**MATERIAL TO PROCESS:**
━━━━━━━━━━

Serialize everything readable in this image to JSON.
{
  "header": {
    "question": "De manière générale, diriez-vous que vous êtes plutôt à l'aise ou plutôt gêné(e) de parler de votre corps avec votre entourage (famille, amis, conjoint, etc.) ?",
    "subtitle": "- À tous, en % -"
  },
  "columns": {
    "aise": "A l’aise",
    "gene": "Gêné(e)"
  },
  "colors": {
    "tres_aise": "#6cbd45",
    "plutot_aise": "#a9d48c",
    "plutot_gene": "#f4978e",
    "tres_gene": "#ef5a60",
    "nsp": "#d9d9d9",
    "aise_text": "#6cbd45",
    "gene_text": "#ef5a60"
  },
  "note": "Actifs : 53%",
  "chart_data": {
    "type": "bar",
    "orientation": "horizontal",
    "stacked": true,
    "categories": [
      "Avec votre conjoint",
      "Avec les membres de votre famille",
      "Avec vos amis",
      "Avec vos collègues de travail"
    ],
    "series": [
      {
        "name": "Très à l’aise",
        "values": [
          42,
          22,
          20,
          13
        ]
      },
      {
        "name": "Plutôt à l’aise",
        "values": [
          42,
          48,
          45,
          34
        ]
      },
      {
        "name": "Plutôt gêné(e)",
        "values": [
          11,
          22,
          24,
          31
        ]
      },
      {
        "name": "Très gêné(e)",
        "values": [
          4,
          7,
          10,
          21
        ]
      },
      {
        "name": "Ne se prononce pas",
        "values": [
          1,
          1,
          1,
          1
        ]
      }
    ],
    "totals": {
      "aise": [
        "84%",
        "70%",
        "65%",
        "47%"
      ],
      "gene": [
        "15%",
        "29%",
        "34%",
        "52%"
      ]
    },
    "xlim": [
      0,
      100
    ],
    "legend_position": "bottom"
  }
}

━━━━━━━━━━

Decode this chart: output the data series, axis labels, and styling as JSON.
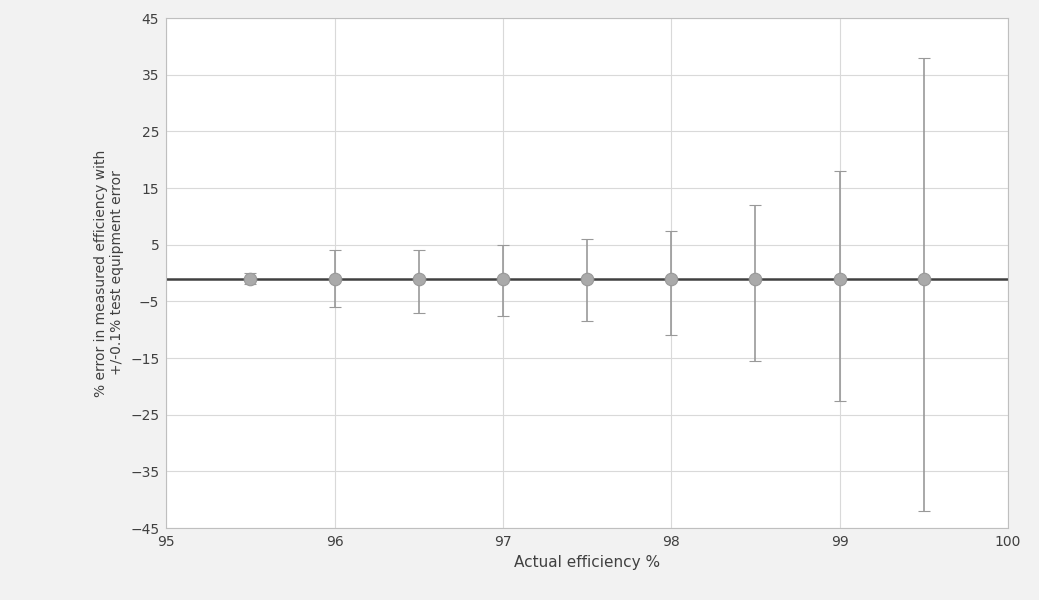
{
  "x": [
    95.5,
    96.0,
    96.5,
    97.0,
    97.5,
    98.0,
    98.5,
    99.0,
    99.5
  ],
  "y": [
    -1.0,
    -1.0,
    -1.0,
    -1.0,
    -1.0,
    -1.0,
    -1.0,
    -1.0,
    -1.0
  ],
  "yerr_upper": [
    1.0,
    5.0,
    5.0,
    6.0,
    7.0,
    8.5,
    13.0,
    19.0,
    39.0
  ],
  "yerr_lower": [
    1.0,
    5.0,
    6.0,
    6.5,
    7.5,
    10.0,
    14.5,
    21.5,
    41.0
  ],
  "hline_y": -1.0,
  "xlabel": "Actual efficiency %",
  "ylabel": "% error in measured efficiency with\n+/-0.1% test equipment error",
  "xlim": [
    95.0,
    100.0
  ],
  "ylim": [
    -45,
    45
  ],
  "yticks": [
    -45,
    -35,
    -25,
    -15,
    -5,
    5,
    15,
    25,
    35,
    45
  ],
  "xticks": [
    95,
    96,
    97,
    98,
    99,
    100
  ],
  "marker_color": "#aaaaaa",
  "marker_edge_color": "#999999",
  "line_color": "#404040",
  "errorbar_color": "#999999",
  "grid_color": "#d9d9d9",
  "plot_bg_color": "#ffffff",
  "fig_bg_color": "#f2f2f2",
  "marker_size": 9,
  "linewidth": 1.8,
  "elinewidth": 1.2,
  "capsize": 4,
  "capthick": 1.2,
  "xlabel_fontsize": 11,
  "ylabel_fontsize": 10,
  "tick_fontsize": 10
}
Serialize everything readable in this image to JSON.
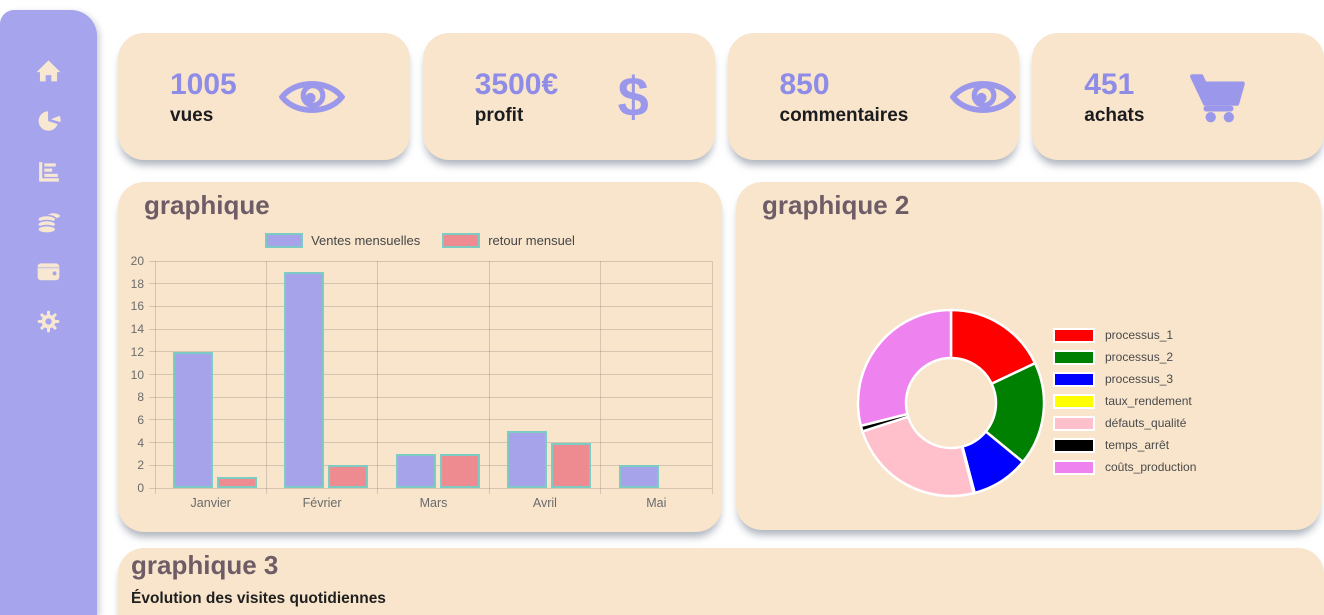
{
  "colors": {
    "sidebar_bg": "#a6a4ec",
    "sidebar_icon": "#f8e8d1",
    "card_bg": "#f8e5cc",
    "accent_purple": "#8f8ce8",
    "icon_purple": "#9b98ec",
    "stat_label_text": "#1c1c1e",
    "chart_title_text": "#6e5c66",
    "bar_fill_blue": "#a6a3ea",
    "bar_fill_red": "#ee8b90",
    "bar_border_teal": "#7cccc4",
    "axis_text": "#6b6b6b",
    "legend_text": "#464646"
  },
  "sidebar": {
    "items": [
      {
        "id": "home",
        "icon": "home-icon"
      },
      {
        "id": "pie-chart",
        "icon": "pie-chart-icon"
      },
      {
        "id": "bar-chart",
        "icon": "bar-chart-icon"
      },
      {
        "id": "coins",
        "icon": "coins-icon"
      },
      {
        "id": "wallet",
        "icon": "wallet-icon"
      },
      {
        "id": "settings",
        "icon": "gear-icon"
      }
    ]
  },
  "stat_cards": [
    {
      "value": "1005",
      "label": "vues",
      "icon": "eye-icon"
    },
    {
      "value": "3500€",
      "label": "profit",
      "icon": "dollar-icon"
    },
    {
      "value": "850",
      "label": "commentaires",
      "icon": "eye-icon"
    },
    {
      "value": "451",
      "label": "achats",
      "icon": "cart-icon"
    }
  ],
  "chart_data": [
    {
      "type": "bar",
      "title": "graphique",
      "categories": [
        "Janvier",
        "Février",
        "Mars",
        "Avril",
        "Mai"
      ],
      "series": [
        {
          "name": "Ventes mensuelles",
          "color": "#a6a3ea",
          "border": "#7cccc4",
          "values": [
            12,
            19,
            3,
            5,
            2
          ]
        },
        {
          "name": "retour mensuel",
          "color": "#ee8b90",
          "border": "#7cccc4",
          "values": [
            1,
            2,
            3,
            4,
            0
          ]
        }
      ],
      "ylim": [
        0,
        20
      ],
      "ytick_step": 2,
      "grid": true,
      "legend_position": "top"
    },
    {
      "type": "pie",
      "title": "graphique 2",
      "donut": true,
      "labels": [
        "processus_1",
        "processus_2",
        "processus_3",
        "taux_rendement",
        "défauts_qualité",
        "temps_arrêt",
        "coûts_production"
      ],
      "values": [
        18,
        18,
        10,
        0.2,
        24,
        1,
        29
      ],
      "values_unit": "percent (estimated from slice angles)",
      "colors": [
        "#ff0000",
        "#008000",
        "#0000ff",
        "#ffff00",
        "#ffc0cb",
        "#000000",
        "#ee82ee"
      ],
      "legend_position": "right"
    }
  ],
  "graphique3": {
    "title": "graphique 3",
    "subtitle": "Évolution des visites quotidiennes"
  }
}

━━━━━━━━━━

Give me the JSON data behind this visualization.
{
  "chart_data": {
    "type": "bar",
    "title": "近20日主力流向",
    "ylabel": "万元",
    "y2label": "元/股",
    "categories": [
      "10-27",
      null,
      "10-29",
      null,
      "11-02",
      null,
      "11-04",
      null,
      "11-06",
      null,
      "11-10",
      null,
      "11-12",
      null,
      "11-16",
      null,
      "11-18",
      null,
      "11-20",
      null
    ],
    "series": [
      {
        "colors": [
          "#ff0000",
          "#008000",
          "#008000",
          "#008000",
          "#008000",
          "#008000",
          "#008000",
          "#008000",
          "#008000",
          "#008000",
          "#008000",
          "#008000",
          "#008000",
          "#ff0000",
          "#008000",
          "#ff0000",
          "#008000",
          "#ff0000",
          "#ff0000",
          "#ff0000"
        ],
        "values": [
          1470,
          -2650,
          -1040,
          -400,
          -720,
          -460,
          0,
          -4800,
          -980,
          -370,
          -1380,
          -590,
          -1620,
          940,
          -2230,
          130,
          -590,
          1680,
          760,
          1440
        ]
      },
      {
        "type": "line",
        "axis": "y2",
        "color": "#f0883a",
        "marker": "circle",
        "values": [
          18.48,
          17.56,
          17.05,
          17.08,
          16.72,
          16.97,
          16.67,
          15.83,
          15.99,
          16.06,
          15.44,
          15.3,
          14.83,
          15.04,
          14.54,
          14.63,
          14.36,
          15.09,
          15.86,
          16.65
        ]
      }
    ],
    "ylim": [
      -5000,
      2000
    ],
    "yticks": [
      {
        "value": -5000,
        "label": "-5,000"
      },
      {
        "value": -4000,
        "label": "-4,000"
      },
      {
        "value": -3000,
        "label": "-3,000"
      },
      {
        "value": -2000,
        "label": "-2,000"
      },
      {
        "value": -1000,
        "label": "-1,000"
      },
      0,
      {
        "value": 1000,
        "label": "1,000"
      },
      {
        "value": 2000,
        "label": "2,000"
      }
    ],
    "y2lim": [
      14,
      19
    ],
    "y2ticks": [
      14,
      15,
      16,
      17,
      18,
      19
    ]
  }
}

━━━━━━━━━━

Take each line of the material that contains the word "labels" and list it.

Decode this chart: output the data series, axis labels, and styling as JSON.
      "labels": [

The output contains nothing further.